▶ _Task details_:
Pull every line with the word "select" out of the entries below.

** start of Records to use **

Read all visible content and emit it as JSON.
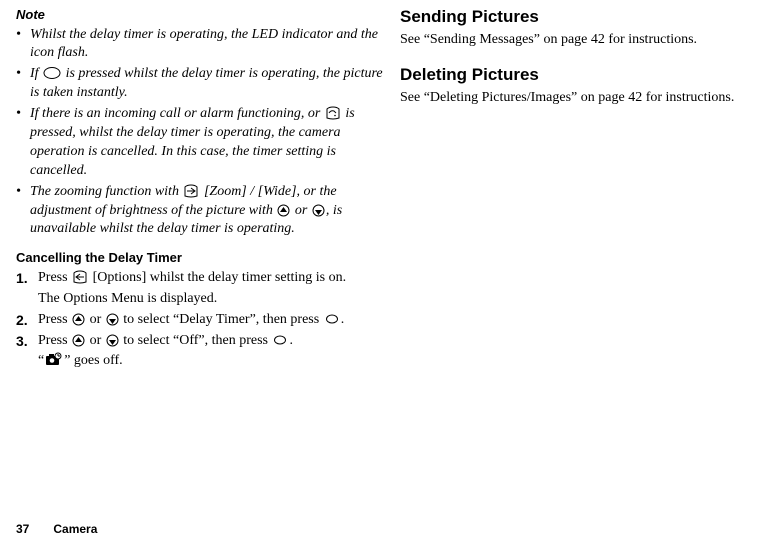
{
  "leftColumn": {
    "noteLabel": "Note",
    "bullets": [
      {
        "parts": [
          "Whilst the delay timer is operating, the LED indicator and the icon flash."
        ]
      },
      {
        "parts": [
          "If ",
          {
            "icon": "circle-large"
          },
          " is pressed whilst the delay timer is operating, the picture is taken instantly."
        ]
      },
      {
        "parts": [
          "If there is an incoming call or alarm functioning, or ",
          {
            "icon": "end-key"
          },
          " is pressed, whilst the delay timer is operating, the camera operation is cancelled. In this case, the timer setting is cancelled."
        ]
      },
      {
        "parts": [
          "The zooming function with ",
          {
            "icon": "soft-right"
          },
          " [Zoom] / [Wide], or the adjustment of brightness of the picture with ",
          {
            "icon": "up"
          },
          " or ",
          {
            "icon": "down"
          },
          ", is unavailable whilst the delay timer is operating."
        ]
      }
    ],
    "cancelHeading": "Cancelling the Delay Timer",
    "steps": [
      {
        "num": "1.",
        "parts": [
          "Press ",
          {
            "icon": "soft-left"
          },
          " [Options] whilst the delay timer setting is on."
        ],
        "after": "The Options Menu is displayed."
      },
      {
        "num": "2.",
        "parts": [
          "Press ",
          {
            "icon": "up"
          },
          " or ",
          {
            "icon": "down"
          },
          " to select “Delay Timer”, then press ",
          {
            "icon": "circle-small"
          },
          "."
        ]
      },
      {
        "num": "3.",
        "parts": [
          "Press ",
          {
            "icon": "up"
          },
          " or ",
          {
            "icon": "down"
          },
          " to select “Off”, then press ",
          {
            "icon": "circle-small"
          },
          "."
        ],
        "afterParts": [
          "“",
          {
            "icon": "camera-clock"
          },
          "” goes off."
        ]
      }
    ]
  },
  "rightColumn": {
    "sendHeading": "Sending Pictures",
    "sendBody": "See “Sending Messages” on page 42 for instructions.",
    "deleteHeading": "Deleting Pictures",
    "deleteBody": "See “Deleting Pictures/Images” on page 42 for instructions."
  },
  "footer": {
    "pageNum": "37",
    "section": "Camera"
  },
  "style": {
    "bodyFontFamily": "Times New Roman, Times, serif",
    "sansFontFamily": "Arial, Helvetica, sans-serif",
    "bodyFontSize": 14,
    "noteTitleFontSize": 13,
    "subheadFontSize": 13,
    "bigheadFontSize": 17,
    "footerFontSize": 12,
    "iconStroke": "#000000",
    "iconFillLight": "#ffffff",
    "iconFillDark": "#000000",
    "background": "#ffffff",
    "text": "#000000"
  }
}
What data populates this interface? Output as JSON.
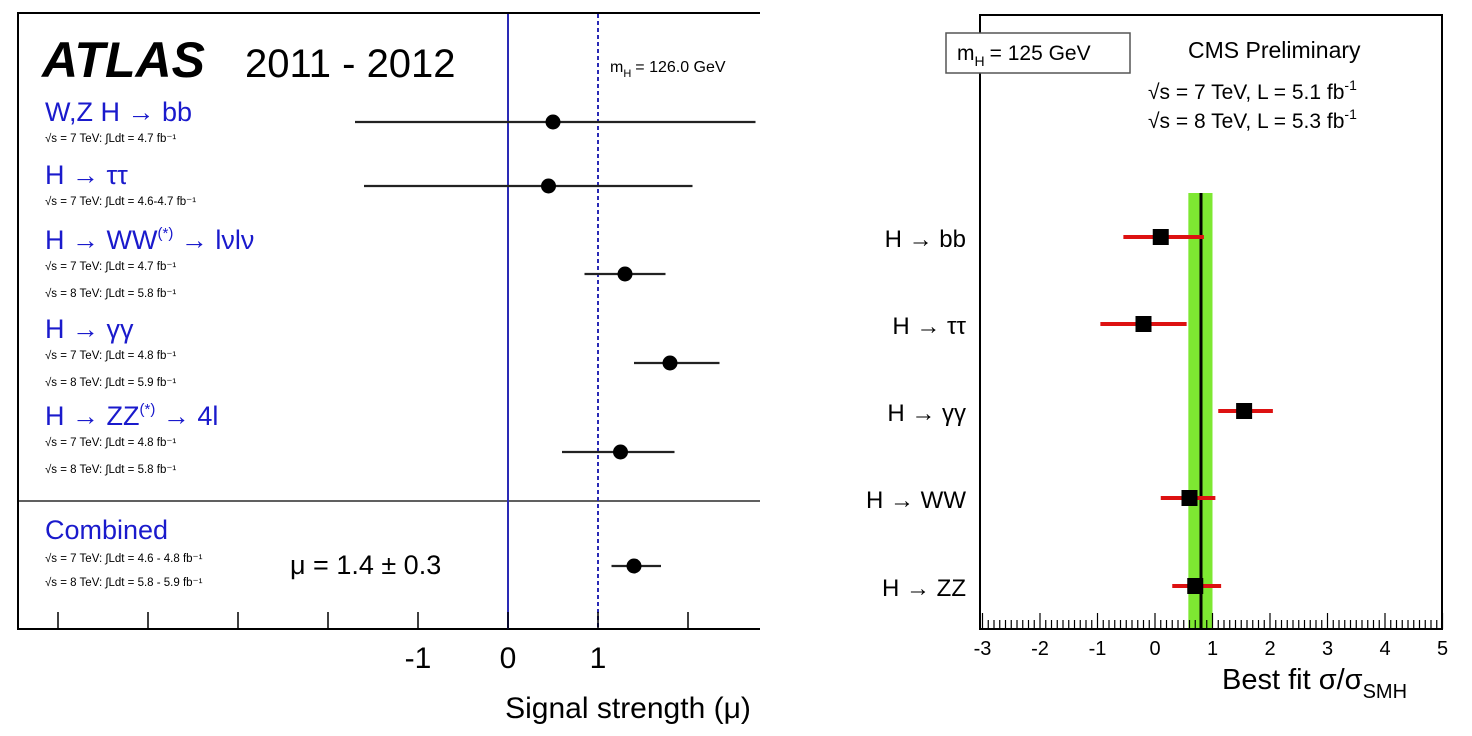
{
  "chart_data": [
    {
      "type": "scatter",
      "experiment": "ATLAS",
      "period": "2011 - 2012",
      "mass_label": "m",
      "mass_sub": "H",
      "mass_value": "= 126.0 GeV",
      "xlabel": "Signal strength (μ)",
      "xlim": [
        -1.95,
        2.85
      ],
      "xticks": [
        -1,
        0,
        1
      ],
      "reference_lines": [
        0,
        1
      ],
      "categories": [
        {
          "name": "W,Z H → bb",
          "sup": "",
          "tail": "",
          "lumi": [
            "√s = 7 TeV: ∫Ldt = 4.7 fb⁻¹"
          ],
          "mu": 0.5,
          "lo": -1.7,
          "hi": 2.75
        },
        {
          "name": "H → ττ",
          "sup": "",
          "tail": "",
          "lumi": [
            "√s = 7 TeV: ∫Ldt = 4.6-4.7 fb⁻¹"
          ],
          "mu": 0.45,
          "lo": -1.6,
          "hi": 2.05
        },
        {
          "name": "H → WW",
          "sup": "(*)",
          "tail": " → lνlν",
          "lumi": [
            "√s = 7 TeV: ∫Ldt = 4.7 fb⁻¹",
            "√s = 8 TeV: ∫Ldt = 5.8 fb⁻¹"
          ],
          "mu": 1.3,
          "lo": 0.85,
          "hi": 1.75
        },
        {
          "name": "H → γγ",
          "sup": "",
          "tail": "",
          "lumi": [
            "√s = 7 TeV: ∫Ldt = 4.8 fb⁻¹",
            "√s = 8 TeV: ∫Ldt = 5.9 fb⁻¹"
          ],
          "mu": 1.8,
          "lo": 1.4,
          "hi": 2.35
        },
        {
          "name": "H → ZZ",
          "sup": "(*)",
          "tail": " → 4l",
          "lumi": [
            "√s = 7 TeV: ∫Ldt = 4.8 fb⁻¹",
            "√s = 8 TeV: ∫Ldt = 5.8 fb⁻¹"
          ],
          "mu": 1.25,
          "lo": 0.6,
          "hi": 1.85
        }
      ],
      "combined": {
        "name": "Combined",
        "lumi": [
          "√s = 7 TeV: ∫Ldt = 4.6 - 4.8 fb⁻¹",
          "√s = 8 TeV: ∫Ldt = 5.8 - 5.9 fb⁻¹"
        ],
        "result": "μ = 1.4 ± 0.3",
        "mu": 1.4,
        "lo": 1.15,
        "hi": 1.7
      },
      "colors": {
        "labels": "#1a1acc",
        "vline": "#2a2ab5",
        "points": "#000000"
      }
    },
    {
      "type": "scatter",
      "title": "CMS Preliminary",
      "mass_box": "m",
      "mass_sub": "H",
      "mass_value": "= 125 GeV",
      "energy_lines": [
        {
          "text": "√s = 7 TeV, L = 5.1 fb",
          "sup": "-1"
        },
        {
          "text": "√s = 8 TeV, L = 5.3 fb",
          "sup": "-1"
        }
      ],
      "xlabel": "Best fit σ/σ",
      "xlabel_sub": "SMH",
      "xlim": [
        -3,
        5
      ],
      "xticks": [
        -3,
        -2,
        -1,
        0,
        1,
        2,
        3,
        4,
        5
      ],
      "combined_band": {
        "center": 0.8,
        "lo": 0.58,
        "hi": 1.0
      },
      "categories": [
        {
          "name": "H → bb",
          "mu": 0.1,
          "lo": -0.55,
          "hi": 0.85
        },
        {
          "name": "H → ττ",
          "mu": -0.2,
          "lo": -0.95,
          "hi": 0.55
        },
        {
          "name": "H → γγ",
          "mu": 1.55,
          "lo": 1.1,
          "hi": 2.05
        },
        {
          "name": "H → WW",
          "mu": 0.6,
          "lo": 0.1,
          "hi": 1.05
        },
        {
          "name": "H → ZZ",
          "mu": 0.7,
          "lo": 0.3,
          "hi": 1.15
        }
      ],
      "colors": {
        "band": "#7ee832",
        "errbar": "#dd1111",
        "points": "#000000"
      }
    }
  ]
}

** end of Records to use **

▶ _Solution to this exercise_:
          " to select “Delay Timer”, then press ",
          " to select “Off”, then press ",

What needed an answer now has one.